◆ USING THE INFORMATION
(1) In the forum thread about a violent child at school, why does the parent of the non-violent autistic child think hitting back will not help?
(2) Answer these questions on the forum thread about a violent child at school:
(a) According to the opening post, what do one child's difficulties not trump?
(b) Until when does one poster say to keep the son off school?
(c) What does the parent of the non-violent autistic child repeatedly have to stop the child from doing?
(3) Write the next part of the forum thread about a violent child at school, following on from the last post shown.

◆ PASSAGE
———
Remove the violent child Im afraid. One child's difficulties do not trump another's right to be safe and engage with education.
Some children may never be able to engage with parents/teachers/society without lashing out due to their needs but that doesnt mean that they can negatively affect others.

This in spades.

HairyBum · 03/05/2022 22:39

Keep him off school until they have a plan in place to keep your son safe. Involve the head and then the governors

NotAnotherUserName5 · 03/05/2022 22:43

This post saddens me as the parent of a non violent autistic child. The ignorance is outstanding.

You would really suggest hitting back as hard as you could, a potentially vulnerable child that may not have the mental capacity to understand why they are lashing out?

Do people really think this will help? Let me tell you I repeatedly have to stop my child from stepping out in front of cars, because he doesn’t know the cause/effect. Same for many SEN children. If they get hit back, it will only escalate this situation.
———
(Dataset excerpts)
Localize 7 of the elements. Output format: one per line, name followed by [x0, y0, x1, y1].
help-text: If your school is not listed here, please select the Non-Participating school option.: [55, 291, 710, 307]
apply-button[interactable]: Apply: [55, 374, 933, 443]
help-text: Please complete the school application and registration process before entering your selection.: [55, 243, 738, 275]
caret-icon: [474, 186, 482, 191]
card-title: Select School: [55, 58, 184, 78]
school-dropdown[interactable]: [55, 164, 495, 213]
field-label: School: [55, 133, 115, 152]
———
◆ SOLVED PROBLEMS
(1) Many SEN children, like this parent's son, do not understand cause and effect and may not grasp why they are lashing out. Hitting such a child back would only escalate the situation.

(2)
(a) Another child's right to be safe and engage with education.
(b) Until the school has a plan in place to keep the son safe.
(c) Stepping out in front of cars.

(3)
OP, I hope you find a solution for your child.

Neverreturntoathread · 03/05/2022 22:43

Bullying = being mean.

Violence, or threats of violence = assault. Is the child age ten or more? If so report the assaults to the police. SEN are not an excuse for assault.

Also, go absolutely mad at the school, demand meetings with headteacher and ask how they are going to keep your chikd physically safe, ask where in the health and safety policy it states that assault can be ignored and managed ‘sensitively’, threaten to sue the school and the head personally for negligence, complain to Ofsted and govenors, etc. Be the biggest nightmare the school will ever seen and then you will have their attention.

Personally? I’d move my child. The school sounds shit.

grenlei · 03/05/2022 22:44

My child was assaulted and left with a scar in primary school by a child 2 years above who was claimed to have additional needs and was prone to lash out. Except he never lashed out at adults, or kids bigger than him. Funny that.

I told the school they had a duty to protect my son and his peers, and any repeat I would inform the police (boy concerned was 11) and OFSTED.

Thankfully it never happened again.

I hope you get some resolution OP. This is not acceptable on the schools part.

Louise0701 · 03/05/2022 22:46

@DeeCeeCherry what did they do?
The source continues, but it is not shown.